### Data for this exercise:
━━━━

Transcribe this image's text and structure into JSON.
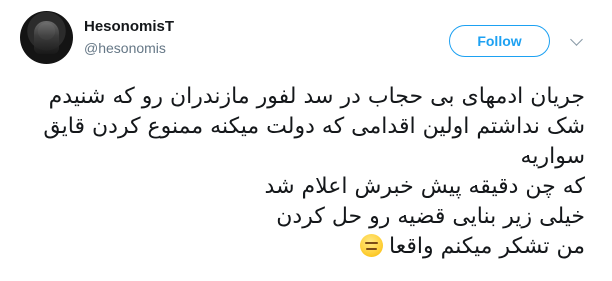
{
  "tweet": {
    "display_name": "HesonomisT",
    "username": "@hesonomis",
    "follow_label": "Follow",
    "icons": {
      "menu": "chevron-down-icon",
      "emoji": "expressionless-face-icon"
    },
    "colors": {
      "accent": "#1da1f2",
      "secondary_text": "#657786"
    },
    "text_lines": [
      "جریان ادمهای بی حجاب در سد لفور مازندران رو که شنیدم",
      "شک نداشتم اولین اقدامی که دولت میکنه ممنوع کردن قایق",
      "سواریه",
      "که چن دقیقه پیش خبرش اعلام شد",
      "خیلی زیر بنایی قضیه رو حل کردن",
      "من تشکر میکنم واقعا"
    ]
  }
}
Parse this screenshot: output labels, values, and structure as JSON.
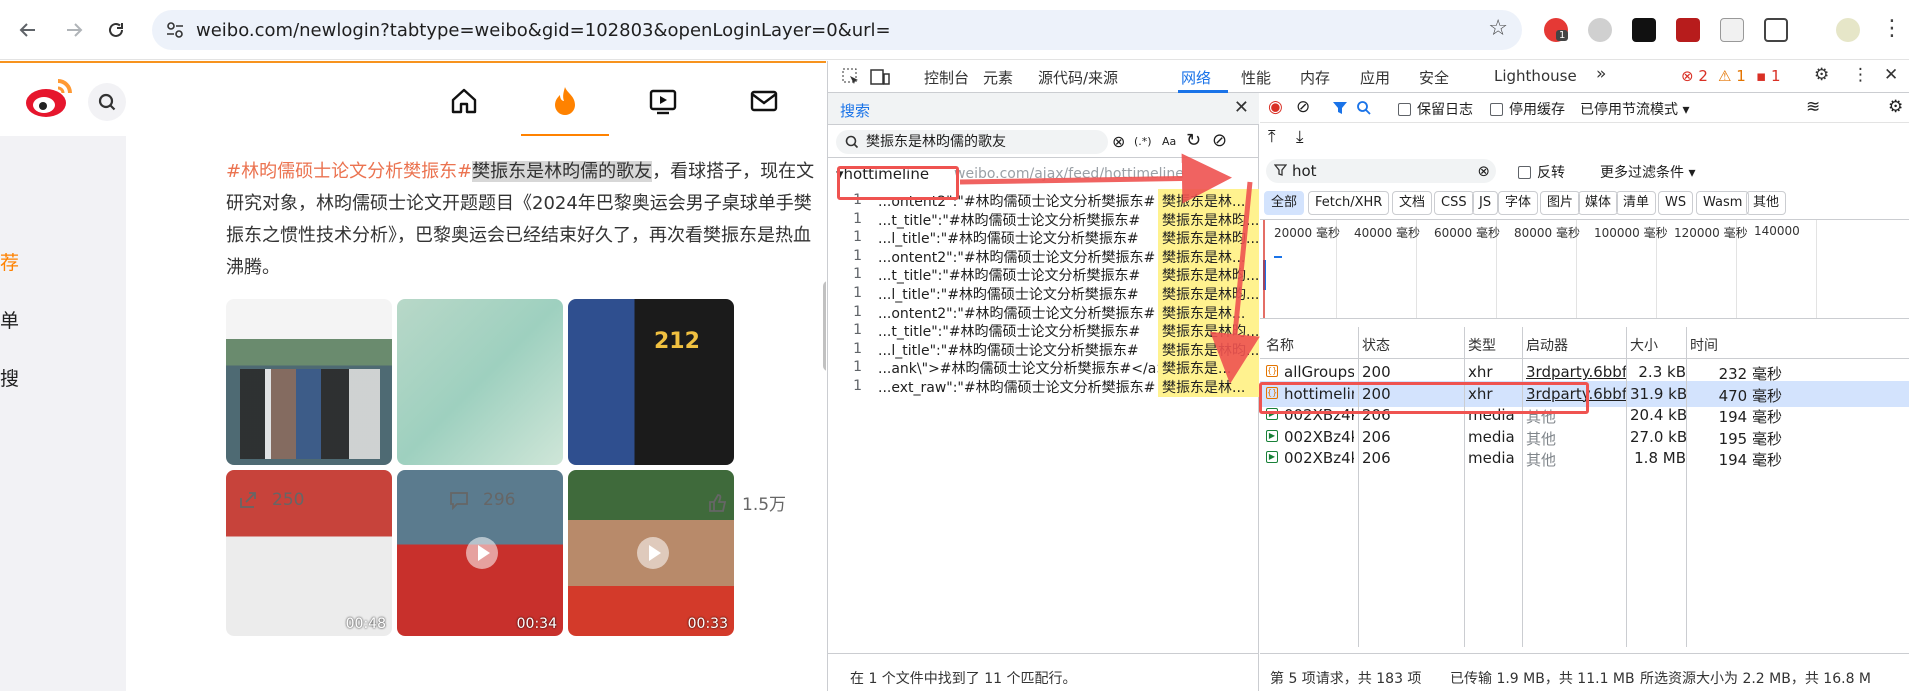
{
  "browser": {
    "url": "weibo.com/newlogin?tabtype=weibo&gid=102803&openLoginLayer=0&url=",
    "ext_badge": "1"
  },
  "weibo": {
    "left_nav": [
      "荐",
      "单",
      "搜"
    ],
    "post": {
      "hashtag": "#林昀儒硕士论文分析樊振东#",
      "highlight": "樊振东是林昀儒的歌友",
      "body": "，看球搭子，现在文研究对象，林昀儒硕士论文开题题目《2024年巴黎奥运会男子桌球单手樊振东之惯性技术分析》，巴黎奥运会已经结束好久了，再次看樊振东是热血沸腾。"
    },
    "video_durations": [
      "00:48",
      "00:34",
      "00:33"
    ],
    "actions": {
      "forward": "250",
      "comment": "296",
      "like": "1.5万"
    }
  },
  "devtools": {
    "tabs": [
      "控制台",
      "元素",
      "源代码/来源",
      "网络",
      "性能",
      "内存",
      "应用",
      "安全",
      "Lighthouse"
    ],
    "active_tab": "网络",
    "error_count": "2",
    "warn_count": "1",
    "issue_count": "1",
    "search": {
      "title": "搜索",
      "query": "樊振东是林昀儒的歌友",
      "regex_label": "(.*)",
      "case_label": "Aa",
      "file_name": "hottimeline",
      "file_url": "weibo.com/ajax/feed/hottimeline",
      "results": [
        {
          "n": "1",
          "text": "...ontent2\":\"#林昀儒硕士论文分析樊振东#",
          "hit": "樊振东是林..."
        },
        {
          "n": "1",
          "text": "...t_title\":\"#林昀儒硕士论文分析樊振东#",
          "hit": "樊振东是林昀..."
        },
        {
          "n": "1",
          "text": "...l_title\":\"#林昀儒硕士论文分析樊振东#",
          "hit": "樊振东是林昀..."
        },
        {
          "n": "1",
          "text": "...ontent2\":\"#林昀儒硕士论文分析樊振东#",
          "hit": "樊振东是林..."
        },
        {
          "n": "1",
          "text": "...t_title\":\"#林昀儒硕士论文分析樊振东#",
          "hit": "樊振东是林昀..."
        },
        {
          "n": "1",
          "text": "...l_title\":\"#林昀儒硕士论文分析樊振东#",
          "hit": "樊振东是林昀..."
        },
        {
          "n": "1",
          "text": "...ontent2\":\"#林昀儒硕士论文分析樊振东#",
          "hit": "樊振东是林..."
        },
        {
          "n": "1",
          "text": "...t_title\":\"#林昀儒硕士论文分析樊振东#",
          "hit": "樊振东是林昀..."
        },
        {
          "n": "1",
          "text": "...l_title\":\"#林昀儒硕士论文分析樊振东#",
          "hit": "樊振东是林昀..."
        },
        {
          "n": "1",
          "text": "...ank\\\">#林昀儒硕士论文分析樊振东#</a>",
          "hit": "樊振东是..."
        },
        {
          "n": "1",
          "text": "...ext_raw\":\"#林昀儒硕士论文分析樊振东#",
          "hit": "樊振东是林..."
        }
      ],
      "status": "在 1 个文件中找到了 11 个匹配行。"
    },
    "network": {
      "preserve_log": "保留日志",
      "disable_cache": "停用缓存",
      "throttle": "已停用节流模式",
      "filter_value": "hot",
      "invert": "反转",
      "more_filters": "更多过滤条件",
      "types": [
        "全部",
        "Fetch/XHR",
        "文档",
        "CSS",
        "JS",
        "字体",
        "图片",
        "媒体",
        "清单",
        "WS",
        "Wasm",
        "其他"
      ],
      "timeline_labels": [
        "20000 毫秒",
        "40000 毫秒",
        "60000 毫秒",
        "80000 毫秒",
        "100000 毫秒",
        "120000 毫秒",
        "140000"
      ],
      "columns": [
        "名称",
        "状态",
        "类型",
        "启动器",
        "大小",
        "时间"
      ],
      "rows": [
        {
          "name": "allGroups...",
          "status": "200",
          "type": "xhr",
          "initiator": "3rdparty.6bbf8c2",
          "size": "2.3 kB",
          "time": "232 毫秒"
        },
        {
          "name": "hottimelin...",
          "status": "200",
          "type": "xhr",
          "initiator": "3rdparty.6bbf8c2",
          "size": "31.9 kB",
          "time": "470 毫秒"
        },
        {
          "name": "002XBz4kj...",
          "status": "206",
          "type": "media",
          "initiator": "其他",
          "size": "20.4 kB",
          "time": "194 毫秒"
        },
        {
          "name": "002XBz4kj...",
          "status": "206",
          "type": "media",
          "initiator": "其他",
          "size": "27.0 kB",
          "time": "195 毫秒"
        },
        {
          "name": "002XBz4kj...",
          "status": "206",
          "type": "media",
          "initiator": "其他",
          "size": "1.8 MB",
          "time": "194 毫秒"
        }
      ],
      "status_requests": "第 5 项请求，共 183 项",
      "status_transferred": "已传输 1.9 MB，共 11.1 MB",
      "status_resources": "所选资源大小为 2.2 MB，共 16.8 M"
    }
  },
  "colors": {
    "weibo_orange": "#ff8200",
    "devtools_blue": "#1a73e8",
    "annotation_red": "#ef5350",
    "search_hit": "#fff28f"
  }
}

━━━━

### Exercise instructions:
From the listing above, print every entry precisely and drop the pictures.

### Final result:
Transcribe this image's text and structure into JSON.
{
  "tweet": {
    "display_name": "HesonomisT",
    "username": "@hesonomis",
    "follow_label": "Follow",
    "icons": {
      "menu": "chevron-down-icon",
      "emoji": "expressionless-face-icon"
    },
    "colors": {
      "accent": "#1da1f2",
      "secondary_text": "#657786"
    },
    "text_lines": [
      "جریان ادمهای بی حجاب در سد لفور مازندران رو که شنیدم",
      "شک نداشتم اولین اقدامی که دولت میکنه ممنوع کردن قایق",
      "سواریه",
      "که چن دقیقه پیش خبرش اعلام شد",
      "خیلی زیر بنایی قضیه رو حل کردن",
      "من تشکر میکنم واقعا"
    ]
  }
}
Parse this screenshot: output labels, values, and structure as JSON.
{
  "browser": {
    "url": "weibo.com/newlogin?tabtype=weibo&gid=102803&openLoginLayer=0&url=",
    "ext_badge": "1"
  },
  "weibo": {
    "left_nav": [
      "荐",
      "单",
      "搜"
    ],
    "post": {
      "hashtag": "#林昀儒硕士论文分析樊振东#",
      "highlight": "樊振东是林昀儒的歌友",
      "body": "，看球搭子，现在文研究对象，林昀儒硕士论文开题题目《2024年巴黎奥运会男子桌球单手樊振东之惯性技术分析》，巴黎奥运会已经结束好久了，再次看樊振东是热血沸腾。"
    },
    "video_durations": [
      "00:48",
      "00:34",
      "00:33"
    ],
    "actions": {
      "forward": "250",
      "comment": "296",
      "like": "1.5万"
    }
  },
  "devtools": {
    "tabs": [
      "控制台",
      "元素",
      "源代码/来源",
      "网络",
      "性能",
      "内存",
      "应用",
      "安全",
      "Lighthouse"
    ],
    "active_tab": "网络",
    "error_count": "2",
    "warn_count": "1",
    "issue_count": "1",
    "search": {
      "title": "搜索",
      "query": "樊振东是林昀儒的歌友",
      "regex_label": "(.*)",
      "case_label": "Aa",
      "file_name": "hottimeline",
      "file_url": "weibo.com/ajax/feed/hottimeline",
      "results": [
        {
          "n": "1",
          "text": "...ontent2\":\"#林昀儒硕士论文分析樊振东#",
          "hit": "樊振东是林..."
        },
        {
          "n": "1",
          "text": "...t_title\":\"#林昀儒硕士论文分析樊振东#",
          "hit": "樊振东是林昀..."
        },
        {
          "n": "1",
          "text": "...l_title\":\"#林昀儒硕士论文分析樊振东#",
          "hit": "樊振东是林昀..."
        },
        {
          "n": "1",
          "text": "...ontent2\":\"#林昀儒硕士论文分析樊振东#",
          "hit": "樊振东是林..."
        },
        {
          "n": "1",
          "text": "...t_title\":\"#林昀儒硕士论文分析樊振东#",
          "hit": "樊振东是林昀..."
        },
        {
          "n": "1",
          "text": "...l_title\":\"#林昀儒硕士论文分析樊振东#",
          "hit": "樊振东是林昀..."
        },
        {
          "n": "1",
          "text": "...ontent2\":\"#林昀儒硕士论文分析樊振东#",
          "hit": "樊振东是林..."
        },
        {
          "n": "1",
          "text": "...t_title\":\"#林昀儒硕士论文分析樊振东#",
          "hit": "樊振东是林昀..."
        },
        {
          "n": "1",
          "text": "...l_title\":\"#林昀儒硕士论文分析樊振东#",
          "hit": "樊振东是林昀..."
        },
        {
          "n": "1",
          "text": "...ank\\\">#林昀儒硕士论文分析樊振东#</a>",
          "hit": "樊振东是..."
        },
        {
          "n": "1",
          "text": "...ext_raw\":\"#林昀儒硕士论文分析樊振东#",
          "hit": "樊振东是林..."
        }
      ],
      "status": "在 1 个文件中找到了 11 个匹配行。"
    },
    "network": {
      "preserve_log": "保留日志",
      "disable_cache": "停用缓存",
      "throttle": "已停用节流模式",
      "filter_value": "hot",
      "invert": "反转",
      "more_filters": "更多过滤条件",
      "types": [
        "全部",
        "Fetch/XHR",
        "文档",
        "CSS",
        "JS",
        "字体",
        "图片",
        "媒体",
        "清单",
        "WS",
        "Wasm",
        "其他"
      ],
      "timeline_labels": [
        "20000 毫秒",
        "40000 毫秒",
        "60000 毫秒",
        "80000 毫秒",
        "100000 毫秒",
        "120000 毫秒",
        "140000"
      ],
      "columns": [
        "名称",
        "状态",
        "类型",
        "启动器",
        "大小",
        "时间"
      ],
      "rows": [
        {
          "name": "allGroups...",
          "status": "200",
          "type": "xhr",
          "initiator": "3rdparty.6bbf8c2",
          "size": "2.3 kB",
          "time": "232 毫秒"
        },
        {
          "name": "hottimelin...",
          "status": "200",
          "type": "xhr",
          "initiator": "3rdparty.6bbf8c2",
          "size": "31.9 kB",
          "time": "470 毫秒"
        },
        {
          "name": "002XBz4kj...",
          "status": "206",
          "type": "media",
          "initiator": "其他",
          "size": "20.4 kB",
          "time": "194 毫秒"
        },
        {
          "name": "002XBz4kj...",
          "status": "206",
          "type": "media",
          "initiator": "其他",
          "size": "27.0 kB",
          "time": "195 毫秒"
        },
        {
          "name": "002XBz4kj...",
          "status": "206",
          "type": "media",
          "initiator": "其他",
          "size": "1.8 MB",
          "time": "194 毫秒"
        }
      ],
      "status_requests": "第 5 项请求，共 183 项",
      "status_transferred": "已传输 1.9 MB，共 11.1 MB",
      "status_resources": "所选资源大小为 2.2 MB，共 16.8 M"
    }
  },
  "colors": {
    "weibo_orange": "#ff8200",
    "devtools_blue": "#1a73e8",
    "annotation_red": "#ef5350",
    "search_hit": "#fff28f"
  }
}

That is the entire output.